Objetivo: Continúa el texto sobre los payasos a partir de su última oración.

Fragmento del texto:
##############################

Obra Personal (Fotografía)

Payasos


ANIMA MUNDI por Pepe Viyuela.


Los payasos no quieren tampoco que olvidemos nuestra incuestionable estupidez, ese blasón que adorna nuestras chozas y palacios, el nexo común que reúne a todos los mortales, la estupidez que intentamos ocultar y que cuando más empeño ponemos en ello, más patente se presenta. No quieren que olvidemos nuestra capacidad para hablar sin llegar a decir nada y, al mismo tiempo, que también somos capaces de llegar hasta otro corazón sin usar una palabra; la candidez del enamorado ingenuo y la simpleza del diputado fatuo; la sabiduría del analfabeto y la idiotez del catedrático; el poder inmenso del mendigo y la debilidad del monarca; la dignidad del inmigrante y la bajeza del xenófobo.


Sí, los payasos nos hablan de la fortaleza del que cae y de la debilidad del que se erige en infalible; de la grandeza del que al cabo de su vida no ha hecho otra cosa que golpearse con las puertas o caer de bruces en el barro y de la deshonra del que se mantiene inmaculado en el despacho mirando hacia otro lado; del triunfo del ser anónimo que no llega a ningún lado y de la inmensa derrota coronada de laurel del triunfador que no sabe hacer otra cosa que mirar hacia otro lado.

##############################

Líneas de datos:
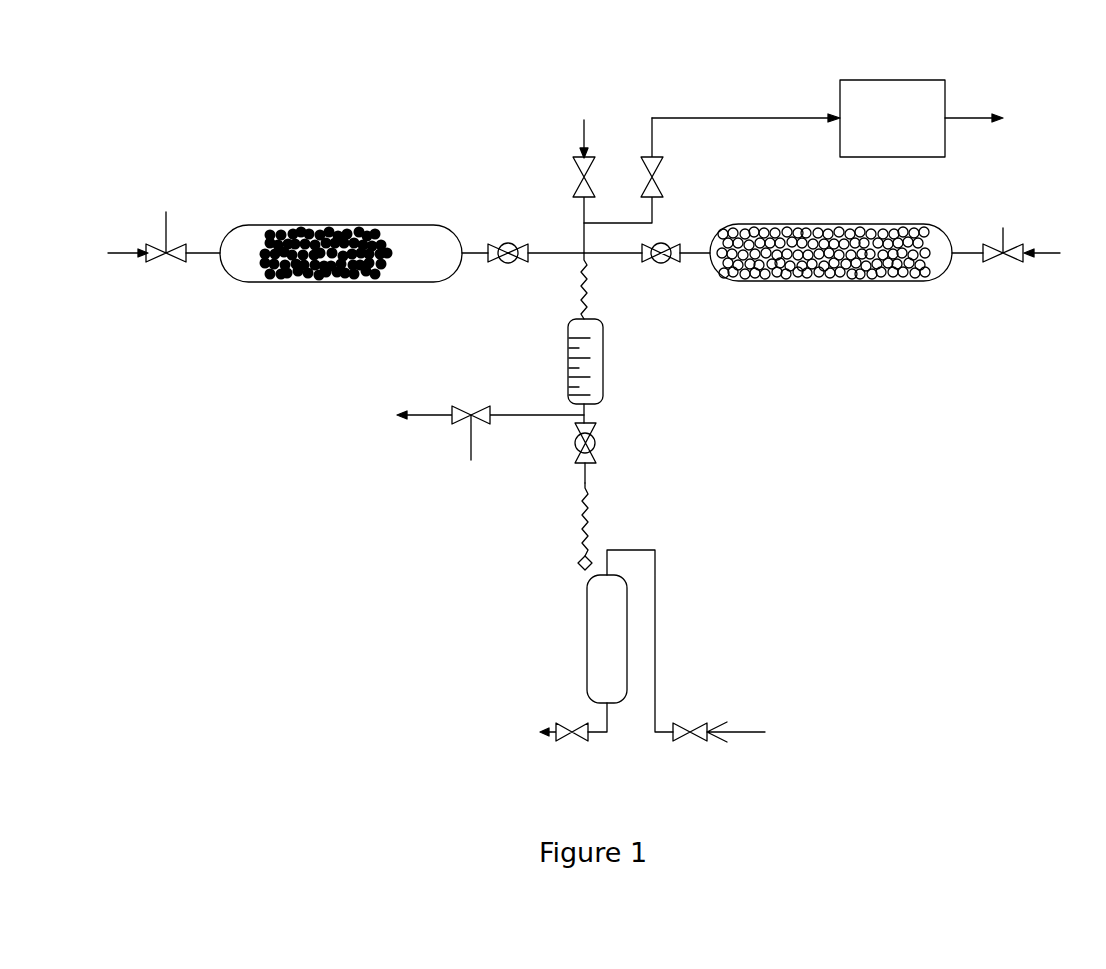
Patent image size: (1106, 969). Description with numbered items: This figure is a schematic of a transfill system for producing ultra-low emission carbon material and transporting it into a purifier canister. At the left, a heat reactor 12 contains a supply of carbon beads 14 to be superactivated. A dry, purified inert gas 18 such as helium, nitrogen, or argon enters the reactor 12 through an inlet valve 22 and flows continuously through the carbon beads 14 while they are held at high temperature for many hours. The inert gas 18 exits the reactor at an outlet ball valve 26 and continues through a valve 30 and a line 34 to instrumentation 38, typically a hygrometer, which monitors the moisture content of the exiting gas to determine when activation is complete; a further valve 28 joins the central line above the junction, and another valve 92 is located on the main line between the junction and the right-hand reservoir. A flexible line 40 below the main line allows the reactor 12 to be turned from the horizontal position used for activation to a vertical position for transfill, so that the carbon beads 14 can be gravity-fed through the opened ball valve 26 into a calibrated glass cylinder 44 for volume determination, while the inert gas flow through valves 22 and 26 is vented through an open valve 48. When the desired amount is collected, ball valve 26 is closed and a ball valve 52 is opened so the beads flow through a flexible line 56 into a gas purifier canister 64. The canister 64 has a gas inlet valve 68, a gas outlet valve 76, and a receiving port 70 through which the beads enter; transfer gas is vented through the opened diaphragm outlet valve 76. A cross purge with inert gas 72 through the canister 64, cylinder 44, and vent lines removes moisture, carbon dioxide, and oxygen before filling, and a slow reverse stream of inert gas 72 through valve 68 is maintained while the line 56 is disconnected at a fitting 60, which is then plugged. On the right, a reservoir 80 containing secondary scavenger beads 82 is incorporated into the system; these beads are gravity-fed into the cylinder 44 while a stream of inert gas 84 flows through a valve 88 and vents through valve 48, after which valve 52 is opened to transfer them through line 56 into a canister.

##############################

Respuesta:
El payaso nos dice que caer es lo nuestro, porque la ley de gravedad fue promulgada para ello y dios se olvidó de derogarla a propósito, para que disfrutáramos del placer de la caída y de otro placer aún más elevado: levantarse.


Nos cuentan que quien se levanta es porque ha aprendido a no romperse, o a restañar las fracturas con un poco de sentido del humor, que es mucho mejor que el árnica o la mercromina y el agua oxigenada. Con el payaso intuimos que caer es inevitable y levantarse toda una opción; que levantarse es rebotar un poco tarde, pero elevarse y hacer un quiebro al dolor; el payaso es nuestro gran maestro del fracaso, porque le quita el punto final, convirtiéndolo en puntos suspensivos y alejándolo del olor a epílogo que lleva dentro.


El payaso nos ofrecer siempre un capítulo más en la novela, un capitulo desde el que reconstruirnos antes de acabar la tragedia, un lugar desde el que mirar la caída como un chiste. El payaso hace pasar nuestra miseria a través del alambique instalado en nuestro pecho, capaz de convertir el fracaso en una fiesta.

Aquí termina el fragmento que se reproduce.